Set down the data below without change, skipping the pictures it holds.

_ _ _

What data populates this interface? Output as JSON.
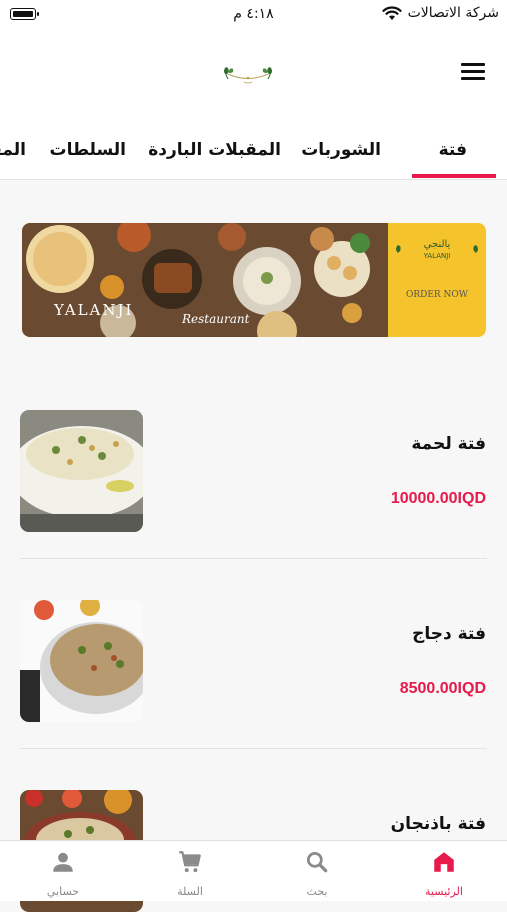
{
  "status_bar": {
    "time": "٤:١٨ م",
    "carrier": "شركة الاتصالات"
  },
  "header": {
    "logo": "yalanji-leaf-logo",
    "menu_icon": "hamburger-menu-icon"
  },
  "tabs": [
    {
      "label": "فتة",
      "active": true
    },
    {
      "label": "الشوربات",
      "active": false
    },
    {
      "label": "المقبلات الباردة",
      "active": false
    },
    {
      "label": "السلطات",
      "active": false
    },
    {
      "label": "المقبلات الحارة",
      "active": false
    }
  ],
  "banner": {
    "brand": "YALANJI",
    "brand_sub": "Restaurant",
    "logo_arabic": "يالنجي",
    "cta": "ORDER NOW"
  },
  "menu_items": [
    {
      "name": "فتة لحمة",
      "price": "10000.00IQD"
    },
    {
      "name": "فتة دجاج",
      "price": "8500.00IQD"
    },
    {
      "name": "فتة باذنجان",
      "price": ""
    }
  ],
  "bottom_nav": [
    {
      "label": "الرئيسية",
      "icon": "home-icon",
      "active": true
    },
    {
      "label": "بحث",
      "icon": "search-icon",
      "active": false
    },
    {
      "label": "السلة",
      "icon": "cart-icon",
      "active": false
    },
    {
      "label": "حسابي",
      "icon": "person-icon",
      "active": false
    }
  ],
  "colors": {
    "accent": "#e8194b",
    "banner_yellow": "#f5c42c"
  }
}
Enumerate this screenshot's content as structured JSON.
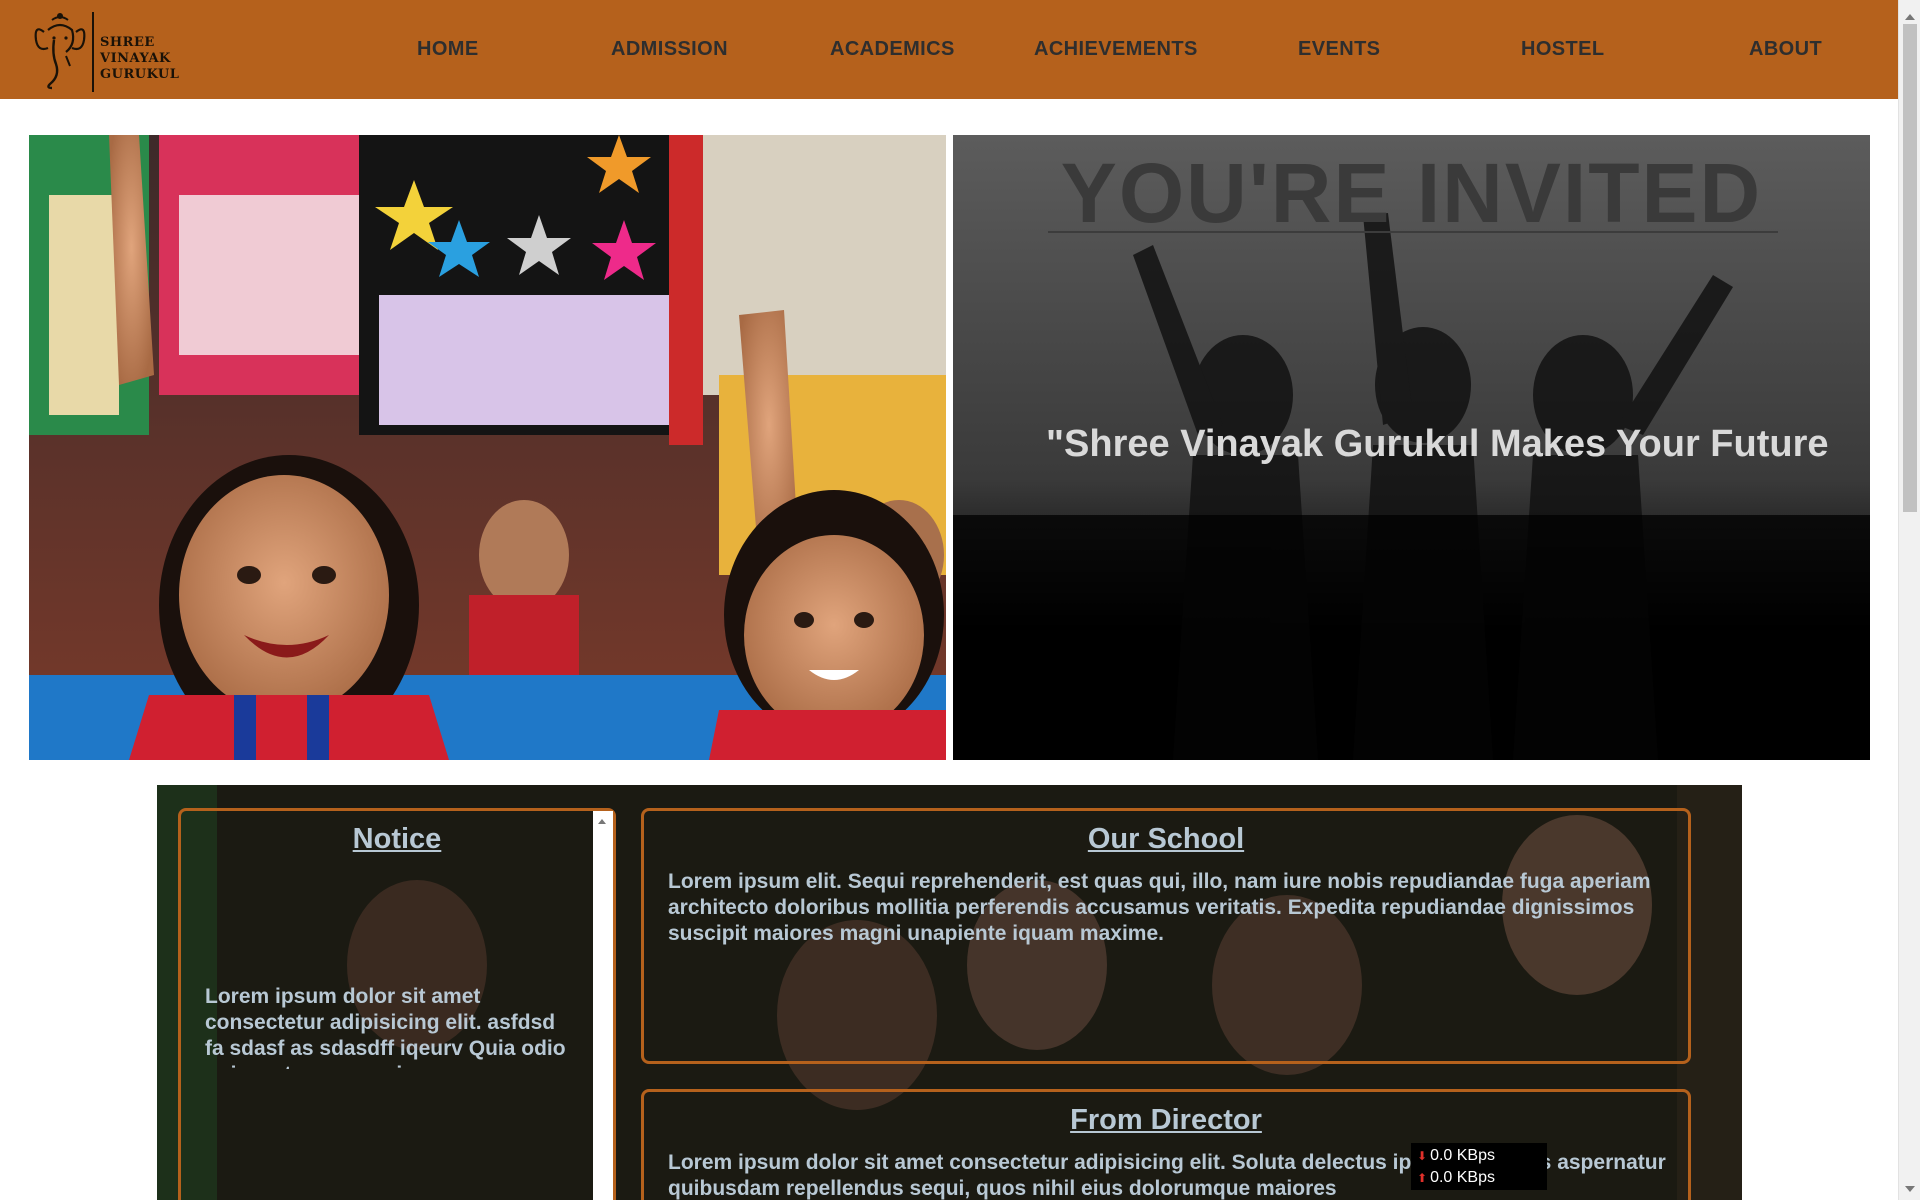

_ _ _

Exercise solution
What data populates this interface? Output as JSON.
{
  "status_bar": {
    "time": "٤:١٨ م",
    "carrier": "شركة الاتصالات"
  },
  "header": {
    "logo": "yalanji-leaf-logo",
    "menu_icon": "hamburger-menu-icon"
  },
  "tabs": [
    {
      "label": "فتة",
      "active": true
    },
    {
      "label": "الشوربات",
      "active": false
    },
    {
      "label": "المقبلات الباردة",
      "active": false
    },
    {
      "label": "السلطات",
      "active": false
    },
    {
      "label": "المقبلات الحارة",
      "active": false
    }
  ],
  "banner": {
    "brand": "YALANJI",
    "brand_sub": "Restaurant",
    "logo_arabic": "يالنجي",
    "cta": "ORDER NOW"
  },
  "menu_items": [
    {
      "name": "فتة لحمة",
      "price": "10000.00IQD"
    },
    {
      "name": "فتة دجاج",
      "price": "8500.00IQD"
    },
    {
      "name": "فتة باذنجان",
      "price": ""
    }
  ],
  "bottom_nav": [
    {
      "label": "الرئيسية",
      "icon": "home-icon",
      "active": true
    },
    {
      "label": "بحث",
      "icon": "search-icon",
      "active": false
    },
    {
      "label": "السلة",
      "icon": "cart-icon",
      "active": false
    },
    {
      "label": "حسابي",
      "icon": "person-icon",
      "active": false
    }
  ],
  "colors": {
    "accent": "#e8194b",
    "banner_yellow": "#f5c42c"
  }
}
Enumerate this screenshot's content as structured JSON.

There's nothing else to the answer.